• [Supplied material]:
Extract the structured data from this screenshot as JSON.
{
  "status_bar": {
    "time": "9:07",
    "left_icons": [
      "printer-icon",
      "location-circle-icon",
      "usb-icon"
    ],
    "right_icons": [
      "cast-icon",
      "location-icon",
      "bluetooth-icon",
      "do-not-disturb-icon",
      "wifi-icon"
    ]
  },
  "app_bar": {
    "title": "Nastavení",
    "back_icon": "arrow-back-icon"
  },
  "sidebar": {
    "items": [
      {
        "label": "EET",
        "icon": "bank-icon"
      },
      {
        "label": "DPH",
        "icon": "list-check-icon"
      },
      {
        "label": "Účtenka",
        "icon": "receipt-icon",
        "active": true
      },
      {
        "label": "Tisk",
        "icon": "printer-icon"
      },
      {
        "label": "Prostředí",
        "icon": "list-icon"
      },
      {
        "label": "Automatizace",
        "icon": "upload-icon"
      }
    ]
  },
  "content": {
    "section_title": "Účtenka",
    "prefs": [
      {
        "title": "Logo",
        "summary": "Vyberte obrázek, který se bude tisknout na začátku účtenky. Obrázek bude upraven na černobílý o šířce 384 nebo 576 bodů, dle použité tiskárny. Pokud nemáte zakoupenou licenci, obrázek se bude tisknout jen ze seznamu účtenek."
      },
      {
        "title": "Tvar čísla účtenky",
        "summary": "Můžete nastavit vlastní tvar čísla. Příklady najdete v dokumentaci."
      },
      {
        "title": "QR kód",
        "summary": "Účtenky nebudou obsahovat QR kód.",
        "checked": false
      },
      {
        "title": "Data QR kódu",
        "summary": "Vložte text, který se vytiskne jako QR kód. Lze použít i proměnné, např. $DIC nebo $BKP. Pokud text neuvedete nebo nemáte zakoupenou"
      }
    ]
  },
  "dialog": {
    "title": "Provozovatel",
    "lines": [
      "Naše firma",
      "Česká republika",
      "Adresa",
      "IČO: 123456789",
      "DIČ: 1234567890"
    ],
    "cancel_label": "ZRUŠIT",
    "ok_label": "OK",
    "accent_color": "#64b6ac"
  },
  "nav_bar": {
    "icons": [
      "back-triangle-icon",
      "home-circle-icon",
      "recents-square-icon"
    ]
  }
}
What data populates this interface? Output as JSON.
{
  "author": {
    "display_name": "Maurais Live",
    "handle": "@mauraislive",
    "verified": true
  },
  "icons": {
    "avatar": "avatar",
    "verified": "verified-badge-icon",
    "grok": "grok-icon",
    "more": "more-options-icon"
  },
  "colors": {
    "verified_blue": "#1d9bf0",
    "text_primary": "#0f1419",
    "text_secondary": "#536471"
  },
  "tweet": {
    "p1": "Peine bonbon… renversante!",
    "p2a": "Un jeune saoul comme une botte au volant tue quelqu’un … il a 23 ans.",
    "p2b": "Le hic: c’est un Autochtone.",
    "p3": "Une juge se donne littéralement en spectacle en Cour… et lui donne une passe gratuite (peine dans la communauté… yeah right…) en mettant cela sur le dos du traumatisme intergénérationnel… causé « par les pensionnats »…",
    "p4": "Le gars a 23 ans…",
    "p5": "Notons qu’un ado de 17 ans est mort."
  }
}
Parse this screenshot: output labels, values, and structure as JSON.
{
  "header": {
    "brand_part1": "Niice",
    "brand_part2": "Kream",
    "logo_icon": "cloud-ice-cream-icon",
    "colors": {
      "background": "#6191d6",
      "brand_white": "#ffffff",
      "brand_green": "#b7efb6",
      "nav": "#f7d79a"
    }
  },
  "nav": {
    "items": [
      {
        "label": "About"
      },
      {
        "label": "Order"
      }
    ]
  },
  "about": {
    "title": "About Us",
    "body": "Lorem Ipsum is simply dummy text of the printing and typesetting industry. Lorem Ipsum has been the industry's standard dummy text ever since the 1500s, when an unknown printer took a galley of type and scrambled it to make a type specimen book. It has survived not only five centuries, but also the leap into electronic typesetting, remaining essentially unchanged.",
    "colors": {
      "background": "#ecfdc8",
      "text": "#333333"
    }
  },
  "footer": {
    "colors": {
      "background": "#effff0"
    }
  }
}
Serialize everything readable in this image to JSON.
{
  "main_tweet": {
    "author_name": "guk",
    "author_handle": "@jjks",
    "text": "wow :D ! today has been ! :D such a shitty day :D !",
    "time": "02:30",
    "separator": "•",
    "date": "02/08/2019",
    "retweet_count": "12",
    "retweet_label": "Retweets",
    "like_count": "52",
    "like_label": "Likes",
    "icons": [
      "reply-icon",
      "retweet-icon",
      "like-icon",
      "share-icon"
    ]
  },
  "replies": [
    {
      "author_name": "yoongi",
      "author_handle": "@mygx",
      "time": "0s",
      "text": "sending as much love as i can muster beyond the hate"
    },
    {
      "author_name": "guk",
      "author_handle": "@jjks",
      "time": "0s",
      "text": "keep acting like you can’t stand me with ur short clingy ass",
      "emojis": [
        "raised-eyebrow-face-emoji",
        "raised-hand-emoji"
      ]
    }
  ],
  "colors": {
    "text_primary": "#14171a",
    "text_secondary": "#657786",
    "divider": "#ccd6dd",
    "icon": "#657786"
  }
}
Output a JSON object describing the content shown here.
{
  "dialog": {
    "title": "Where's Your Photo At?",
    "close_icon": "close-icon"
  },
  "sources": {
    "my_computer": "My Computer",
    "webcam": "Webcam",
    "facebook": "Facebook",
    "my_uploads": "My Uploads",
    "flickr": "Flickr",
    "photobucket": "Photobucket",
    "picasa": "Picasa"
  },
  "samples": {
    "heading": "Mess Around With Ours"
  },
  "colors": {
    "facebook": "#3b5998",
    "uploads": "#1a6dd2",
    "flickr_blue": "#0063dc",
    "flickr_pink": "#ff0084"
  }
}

• [Brief]: Write the lines out exactly, from the one with "Output a JSON" down to the last line of the listing, and leave out all others.

• [Task result]:
Output a JSON object describing the content shown here.
{
  "dialog": {
    "title": "Where's Your Photo At?",
    "close_icon": "close-icon"
  },
  "sources": {
    "my_computer": "My Computer",
    "webcam": "Webcam",
    "facebook": "Facebook",
    "my_uploads": "My Uploads",
    "flickr": "Flickr",
    "photobucket": "Photobucket",
    "picasa": "Picasa"
  },
  "samples": {
    "heading": "Mess Around With Ours"
  },
  "colors": {
    "facebook": "#3b5998",
    "uploads": "#1a6dd2",
    "flickr_blue": "#0063dc",
    "flickr_pink": "#ff0084"
  }
}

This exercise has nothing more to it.